» Task statement: Please rewrite the items below with "halo-blob" changed to "glow-blob" wherever it appears, leaving everything else the same and omitting the pictures.

» Input data:
START

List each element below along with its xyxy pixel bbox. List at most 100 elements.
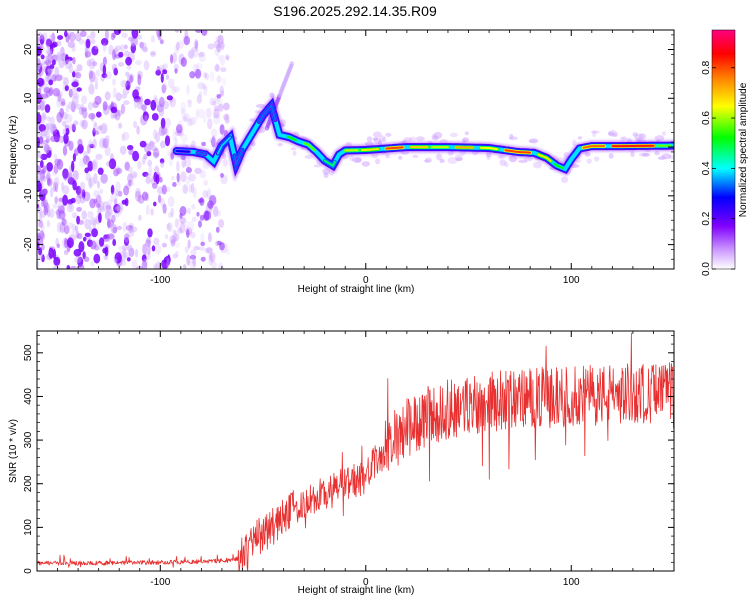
noise-blob xyxy=(226,248,230,256)
noise-blob xyxy=(130,38,136,47)
noise-blob xyxy=(150,146,158,152)
noise-blob xyxy=(79,157,87,168)
noise-blob xyxy=(143,60,150,71)
noise-blob xyxy=(45,174,50,180)
noise-blob xyxy=(82,155,91,165)
noise-blob xyxy=(215,35,222,43)
noise-blob xyxy=(104,211,110,220)
noise-blob xyxy=(101,73,108,79)
noise-blob xyxy=(179,222,186,234)
noise-blob xyxy=(147,244,151,255)
noise-blob xyxy=(79,181,86,193)
noise-blob xyxy=(190,220,194,232)
noise-blob xyxy=(208,252,213,259)
halo-blob xyxy=(464,131,469,136)
halo-blob xyxy=(641,153,651,157)
noise-blob xyxy=(123,100,130,105)
noise-blob xyxy=(167,196,175,208)
noise-blob xyxy=(54,74,63,82)
noise-blob xyxy=(209,71,215,82)
noise-blob xyxy=(172,52,177,64)
noise-blob xyxy=(155,243,162,255)
noise-blob xyxy=(42,165,47,174)
noise-blob xyxy=(131,259,138,269)
noise-blob xyxy=(215,94,219,102)
halo-blob xyxy=(431,134,438,139)
noise-blob xyxy=(37,165,42,174)
noise-blob xyxy=(88,176,95,187)
noise-blob xyxy=(133,120,138,129)
noise-blob xyxy=(153,201,157,207)
noise-blob xyxy=(99,237,105,247)
noise-blob xyxy=(132,173,137,179)
noise-blob xyxy=(148,166,153,176)
noise-blob xyxy=(106,218,111,229)
noise-blob xyxy=(89,240,97,250)
noise-blob xyxy=(189,254,197,260)
noise-blob xyxy=(57,35,64,40)
halo-blob xyxy=(436,153,443,161)
noise-blob xyxy=(172,129,177,141)
noise-blob xyxy=(208,195,217,206)
noise-blob xyxy=(71,81,79,88)
noise-blob xyxy=(141,104,147,111)
noise-blob xyxy=(176,172,180,183)
noise-blob xyxy=(46,220,51,228)
noise-blob xyxy=(39,100,45,111)
noise-blob xyxy=(100,122,108,134)
noise-blob xyxy=(203,115,207,124)
noise-blob xyxy=(99,124,107,135)
noise-blob xyxy=(129,75,134,83)
noise-blob xyxy=(138,214,142,221)
noise-blob xyxy=(117,190,123,197)
noise-blob xyxy=(39,230,45,240)
noise-blob xyxy=(113,67,118,76)
noise-blob xyxy=(223,114,229,121)
halo-blob xyxy=(654,135,665,141)
noise-blob xyxy=(126,257,131,262)
noise-blob xyxy=(179,206,187,216)
noise-blob xyxy=(220,174,228,185)
colorbar-tick-label: 0.6 xyxy=(701,111,712,125)
noise-blob xyxy=(92,219,97,229)
spectrogram-frame xyxy=(36,29,675,270)
noise-blob xyxy=(223,102,230,111)
noise-blob xyxy=(72,71,76,78)
noise-blob xyxy=(141,260,148,269)
noise-blob xyxy=(121,245,128,251)
noise-blob xyxy=(62,194,68,206)
noise-blob xyxy=(183,264,187,269)
noise-blob xyxy=(216,75,222,84)
noise-blob xyxy=(114,45,122,51)
noise-blob xyxy=(187,239,191,249)
noise-blob xyxy=(124,233,130,240)
noise-blob xyxy=(91,45,99,56)
noise-blob xyxy=(39,66,44,76)
halo-blob xyxy=(304,154,314,159)
noise-blob xyxy=(200,241,205,247)
noise-blob xyxy=(144,114,148,125)
noise-blob xyxy=(72,153,76,162)
halo-blob xyxy=(638,133,647,140)
noise-blob xyxy=(176,175,182,187)
noise-blob xyxy=(46,50,53,56)
noise-blob xyxy=(166,254,171,266)
colorbar-gradient xyxy=(711,29,736,270)
spectrogram-ytick-label: -10 xyxy=(23,188,34,203)
halo-blob xyxy=(375,158,381,165)
noise-blob xyxy=(184,157,192,168)
ridge-peak-segment xyxy=(175,150,191,153)
noise-blob xyxy=(135,60,142,66)
noise-blob xyxy=(195,30,202,33)
colorbar: 0.0 0.2 0.4 0.6 0.8 Normalized spectral ampl… xyxy=(701,29,749,276)
noise-blob xyxy=(50,186,54,198)
noise-blob xyxy=(190,249,197,256)
noise-blob xyxy=(110,223,118,234)
halo-blob xyxy=(455,157,463,162)
noise-blob xyxy=(220,40,225,51)
noise-blob xyxy=(51,123,56,129)
noise-blob xyxy=(189,116,197,126)
noise-blob xyxy=(156,65,160,73)
noise-blob xyxy=(45,48,53,55)
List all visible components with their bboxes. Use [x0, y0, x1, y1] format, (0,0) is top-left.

END

» Response:
List each element below along with its xyxy pixel bbox. List at most 100 elements.
noise-blob xyxy=(226,248,230,256)
noise-blob xyxy=(130,38,136,47)
noise-blob xyxy=(150,146,158,152)
noise-blob xyxy=(79,157,87,168)
noise-blob xyxy=(143,60,150,71)
noise-blob xyxy=(45,174,50,180)
noise-blob xyxy=(82,155,91,165)
noise-blob xyxy=(215,35,222,43)
noise-blob xyxy=(104,211,110,220)
noise-blob xyxy=(101,73,108,79)
noise-blob xyxy=(179,222,186,234)
noise-blob xyxy=(147,244,151,255)
noise-blob xyxy=(79,181,86,193)
noise-blob xyxy=(190,220,194,232)
noise-blob xyxy=(208,252,213,259)
glow-blob xyxy=(464,131,469,136)
glow-blob xyxy=(641,153,651,157)
noise-blob xyxy=(123,100,130,105)
noise-blob xyxy=(167,196,175,208)
noise-blob xyxy=(54,74,63,82)
noise-blob xyxy=(209,71,215,82)
noise-blob xyxy=(172,52,177,64)
noise-blob xyxy=(155,243,162,255)
noise-blob xyxy=(42,165,47,174)
noise-blob xyxy=(131,259,138,269)
noise-blob xyxy=(215,94,219,102)
glow-blob xyxy=(431,134,438,139)
noise-blob xyxy=(37,165,42,174)
noise-blob xyxy=(88,176,95,187)
noise-blob xyxy=(133,120,138,129)
noise-blob xyxy=(153,201,157,207)
noise-blob xyxy=(99,237,105,247)
noise-blob xyxy=(132,173,137,179)
noise-blob xyxy=(148,166,153,176)
noise-blob xyxy=(106,218,111,229)
noise-blob xyxy=(89,240,97,250)
noise-blob xyxy=(189,254,197,260)
noise-blob xyxy=(57,35,64,40)
glow-blob xyxy=(436,153,443,161)
noise-blob xyxy=(172,129,177,141)
noise-blob xyxy=(208,195,217,206)
noise-blob xyxy=(71,81,79,88)
noise-blob xyxy=(141,104,147,111)
noise-blob xyxy=(176,172,180,183)
noise-blob xyxy=(46,220,51,228)
noise-blob xyxy=(39,100,45,111)
noise-blob xyxy=(100,122,108,134)
noise-blob xyxy=(203,115,207,124)
noise-blob xyxy=(99,124,107,135)
noise-blob xyxy=(129,75,134,83)
noise-blob xyxy=(138,214,142,221)
noise-blob xyxy=(117,190,123,197)
noise-blob xyxy=(39,230,45,240)
noise-blob xyxy=(113,67,118,76)
noise-blob xyxy=(223,114,229,121)
glow-blob xyxy=(654,135,665,141)
noise-blob xyxy=(126,257,131,262)
noise-blob xyxy=(179,206,187,216)
noise-blob xyxy=(220,174,228,185)
colorbar-tick-label: 0.6 xyxy=(701,111,712,125)
noise-blob xyxy=(92,219,97,229)
spectrogram-frame xyxy=(36,29,675,270)
noise-blob xyxy=(223,102,230,111)
noise-blob xyxy=(72,71,76,78)
noise-blob xyxy=(141,260,148,269)
noise-blob xyxy=(121,245,128,251)
noise-blob xyxy=(62,194,68,206)
noise-blob xyxy=(183,264,187,269)
noise-blob xyxy=(216,75,222,84)
noise-blob xyxy=(114,45,122,51)
noise-blob xyxy=(187,239,191,249)
noise-blob xyxy=(124,233,130,240)
noise-blob xyxy=(91,45,99,56)
noise-blob xyxy=(39,66,44,76)
glow-blob xyxy=(304,154,314,159)
noise-blob xyxy=(200,241,205,247)
noise-blob xyxy=(144,114,148,125)
noise-blob xyxy=(72,153,76,162)
glow-blob xyxy=(638,133,647,140)
noise-blob xyxy=(176,175,182,187)
noise-blob xyxy=(46,50,53,56)
noise-blob xyxy=(166,254,171,266)
colorbar-gradient xyxy=(711,29,736,270)
spectrogram-ytick-label: -10 xyxy=(23,188,34,203)
glow-blob xyxy=(375,158,381,165)
noise-blob xyxy=(184,157,192,168)
ridge-peak-segment xyxy=(175,150,191,153)
noise-blob xyxy=(135,60,142,66)
noise-blob xyxy=(195,30,202,33)
colorbar: 0.0 0.2 0.4 0.6 0.8 Normalized spectral ampl… xyxy=(701,29,749,276)
noise-blob xyxy=(50,186,54,198)
noise-blob xyxy=(190,249,197,256)
noise-blob xyxy=(110,223,118,234)
glow-blob xyxy=(455,157,463,162)
noise-blob xyxy=(220,40,225,51)
noise-blob xyxy=(51,123,56,129)
noise-blob xyxy=(189,116,197,126)
noise-blob xyxy=(156,65,160,73)
noise-blob xyxy=(45,48,53,55)
List all visible components with their bboxes. Use [x0, y0, x1, y1] format, (0,0) is top-left.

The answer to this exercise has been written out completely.